Document text
──────

Bare metal usage sample
The sample code is a bare metal usage example of the Forth
interpreter, it initialize an interpreter context (memory layout,
state) and evaluate a line of Forth code.
Here is the line that it interpret :
: 1e f f +
; 1e
What it does is define a word called
1e
containing the operations of a simple addition between two numbers
15+15
then call this newly defined
word.The result is placed at the top of the data stack (r4) and is
(in base 10, after the execution) : 30
@ FORTH MEMORY LAYOUT CONSTANTS
.equ FORTH_DATA_STACK_SIZE, 1024 * 1000 @ always multiple of 4
.equ FORTH_RETN_STACK_SIZE, 1024 * 1000 @ always multiple of 4
.equ FORTH_DICT_SIZE, 1024 *
1000 @ always multiple of 4
.global _start
_start:
@ = FORTH SETUP
@ data stack
adr r8, forth_data_stack_addr
ldr sp, [r8]
@ return stack
adr r8, forth_retn_stack_addr
ldr r0, [r8]
@ input code
adr r1, forth_code
@ dict last word
adr r2, forth_last_word_addr
@ compile flag
mov r3, #FORTH_IMM_MODE
@ dict end
adr lr, forth_dict_end_addr
@ save return addr.
adr r9, forth_retn_addr
str pc, [r9]
b forth
@ r4 has value 1e at this point
0:
b 0b
.include "forth.s"
forth_data_stack_addr:
.word (_end +
FORTH_DICT_SIZE + FORTH_DATA_STACK_SIZE)
forth_retn_stack_addr:
.word (_end +
FORTH_DICT_SIZE + FORTH_DATA_STACK_SIZE +
FORTH_RETN_STACK_SIZE)
@ code to evaluate :
forth_code:
.asciz ": 1e f f + ;
1e"
.align 2
@ = FORTH DICTIONARY
.include "dict.inc"
_end:
Simplifying through unifying; a compile only Forth
As i wrote the Forth interpreter i realized that it was not
too far from a compiler already, i just needed to drop the two
modes and makes a compile only Forth ! The slight difference is the
need to jump at the compiled code after running through the
input.
To simplify further i dropped the ';' word later on.
The realization came from trying to simplify the dialect and
optimizing for speed, the Forth interpreter wasn't necessary for my
use case.
Peoples also realized this 30
years from now !
The program code was the last word of the dictionary in the
first implementation, it works but adds several constrains so i
made it a bit more flexible by separating the program code from the
dictionary, i also added a primitive to mark any definitions as the
entry point (entrypoint word), it was more flexible that way
and swapping entry point can be handy for debugging or prototyping.

──────

Given information

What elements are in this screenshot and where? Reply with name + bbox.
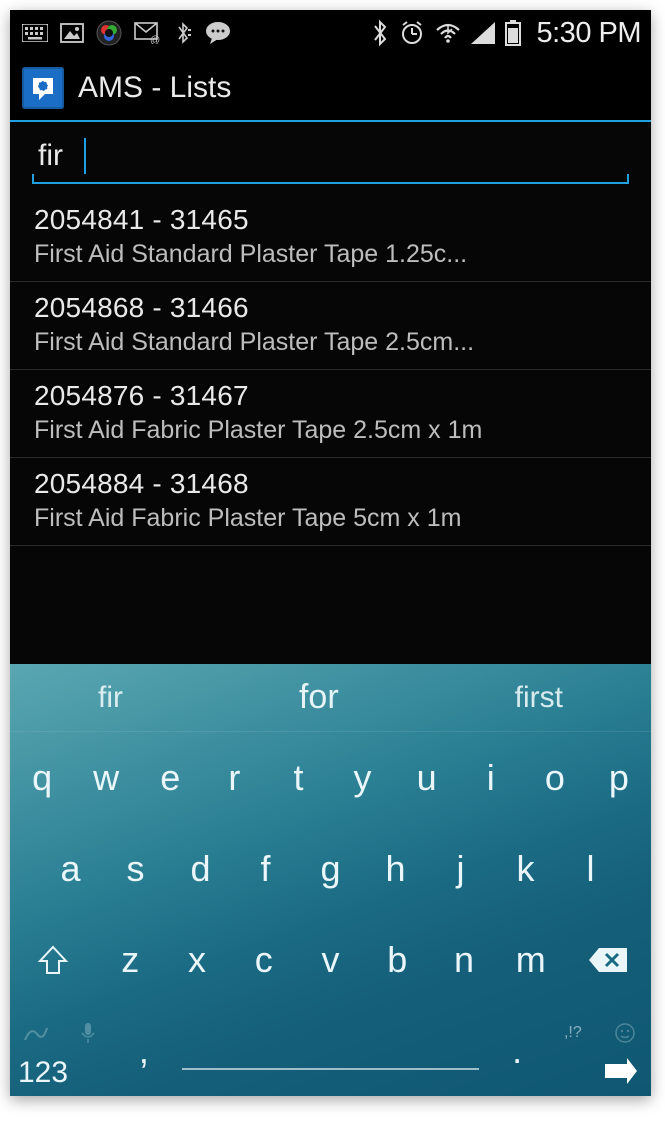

──────

To-do list
1 - Decide whether each statement agrees with the Forth interpreter text. Answer yes or no for each, and quote the deciding words of the text.
(a) The sample sets up an interpreter context before it evaluates a line of Forth code.
(b) The result of the addition is placed in register r8.
(c) In the first implementation, the program code was kept separate from the dictionary.
2 - From the Forth interpreter text, duplicate everything from "The program code was" down to "debugging or prototyping.".
3 - In one to three sentences, explain why the program code was separated from the dictionary and an entrypoint word was added, using the reasons given in the Forth interpreter text.

Outputs
1 -
(a) Yes: "it initialize an interpreter context (memory layout, state) and evaluate a line of Forth code"
(b) No: "The result is placed at the top of the data stack (r4)"
(c) No: "The program code was the last word of the dictionary in the first implementation"

2 -
The program code was the last word of the dictionary in the
first implementation, it works but adds several constrains so i
made it a bit more flexible by separating the program code from the
dictionary, i also added a primitive to mark any definitions as the
entry point (entrypoint word), it was more flexible that way
and swapping entry point can be handy for debugging or prototyping.

3 - Keeping the program code as the last word of the dictionary worked, but it added several constraints, so separating the two made the design more flexible. The entrypoint primitive can mark any definition as the entry point, and swapping the entry point can be handy for debugging or prototyping.